▶ [Provided material]:
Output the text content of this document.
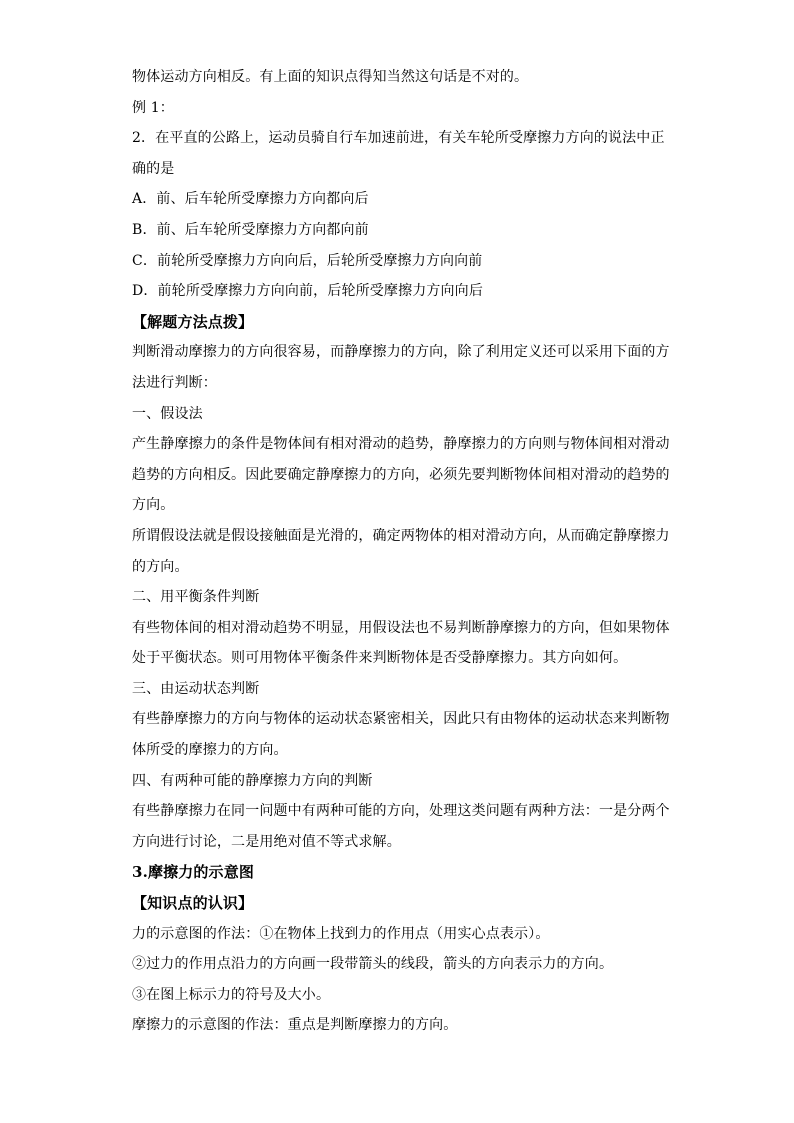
物体运动方向相反。有上面的知识点得知当然这句话是不对的。
例 1：
2．在平直的公路上，运动员骑自行车加速前进，有关车轮所受摩擦力方向的说法中正
确的是
A．前、后车轮所受摩擦力方向都向后
B．前、后车轮所受摩擦力方向都向前
C．前轮所受摩擦力方向向后，后轮所受摩擦力方向向前
D．前轮所受摩擦力方向向前，后轮所受摩擦力方向向后
【解题方法点拨】
判断滑动摩擦力的方向很容易，而静摩擦力的方向，除了利用定义还可以采用下面的方
法进行判断：
一、假设法
产生静摩擦力的条件是物体间有相对滑动的趋势，静摩擦力的方向则与物体间相对滑动
趋势的方向相反。因此要确定静摩擦力的方向，必须先要判断物体间相对滑动的趋势的
方向。
所谓假设法就是假设接触面是光滑的，确定两物体的相对滑动方向，从而确定静摩擦力
的方向。
二、用平衡条件判断
有些物体间的相对滑动趋势不明显，用假设法也不易判断静摩擦力的方向，但如果物体
处于平衡状态。则可用物体平衡条件来判断物体是否受静摩擦力。其方向如何。
三、由运动状态判断
有些静摩擦力的方向与物体的运动状态紧密相关，因此只有由物体的运动状态来判断物
体所受的摩擦力的方向。
四、有两种可能的静摩擦力方向的判断
有些静摩擦力在同一问题中有两种可能的方向，处理这类问题有两种方法：一是分两个
方向进行讨论，二是用绝对值不等式求解。
3.摩擦力的示意图
【知识点的认识】
力的示意图的作法：①在物体上找到力的作用点（用实心点表示）。
②过力的作用点沿力的方向画一段带箭头的线段，箭头的方向表示力的方向。
③在图上标示力的符号及大小。
摩擦力的示意图的作法：重点是判断摩擦力的方向。
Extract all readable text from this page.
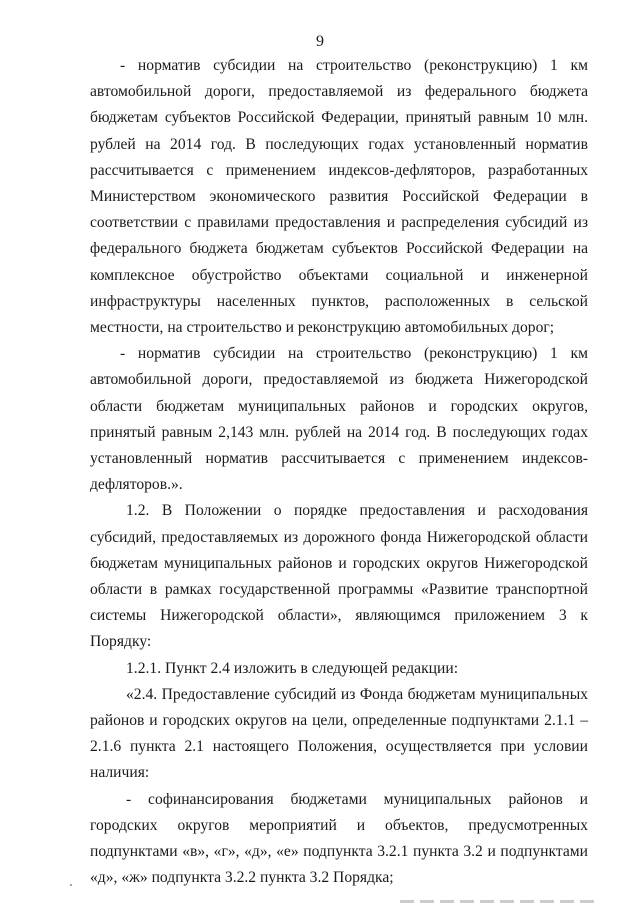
9

- норматив субсидии на строительство (реконструкцию) 1 км автомобильной дороги, предоставляемой из федерального бюджета бюджетам субъектов Российской Федерации, принятый равным 10 млн. рублей на 2014 год. В последующих годах установленный норматив рассчитывается с применением индексов-дефляторов, разработанных Министерством экономического развития Российской Федерации в соответствии с правилами предоставления и распределения субсидий из федерального бюджета бюджетам субъектов Российской Федерации на комплексное обустройство объектами социальной и инженерной инфраструктуры населенных пунктов, расположенных в сельской местности, на строительство и реконструкцию автомобильных дорог;

- норматив субсидии на строительство (реконструкцию) 1 км автомобильной дороги, предоставляемой из бюджета Нижегородской области бюджетам муниципальных районов и городских округов, принятый равным 2,143 млн. рублей на 2014 год. В последующих годах установленный норматив рассчитывается с применением индексов-дефляторов.».

1.2. В Положении о порядке предоставления и расходования субсидий, предоставляемых из дорожного фонда Нижегородской области бюджетам муниципальных районов и городских округов Нижегородской области в рамках государственной программы «Развитие транспортной системы Нижегородской области», являющимся приложением 3 к Порядку:

1.2.1. Пункт 2.4 изложить в следующей редакции:

«2.4. Предоставление субсидий из Фонда бюджетам муниципальных районов и городских округов на цели, определенные подпунктами 2.1.1 – 2.1.6 пункта 2.1 настоящего Положения, осуществляется при условии наличия:

- софинансирования бюджетами муниципальных районов и городских округов мероприятий и объектов, предусмотренных подпунктами «в», «г», «д», «е» подпункта 3.2.1 пункта 3.2 и подпунктами «д», «ж» подпункта 3.2.2 пункта 3.2 Порядка;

▶ [Brief]: Which lines of the data include "this"? Copy each of them.

▶ [Problem solution]:
Output the text content of this document.
Extract all readable text from this page.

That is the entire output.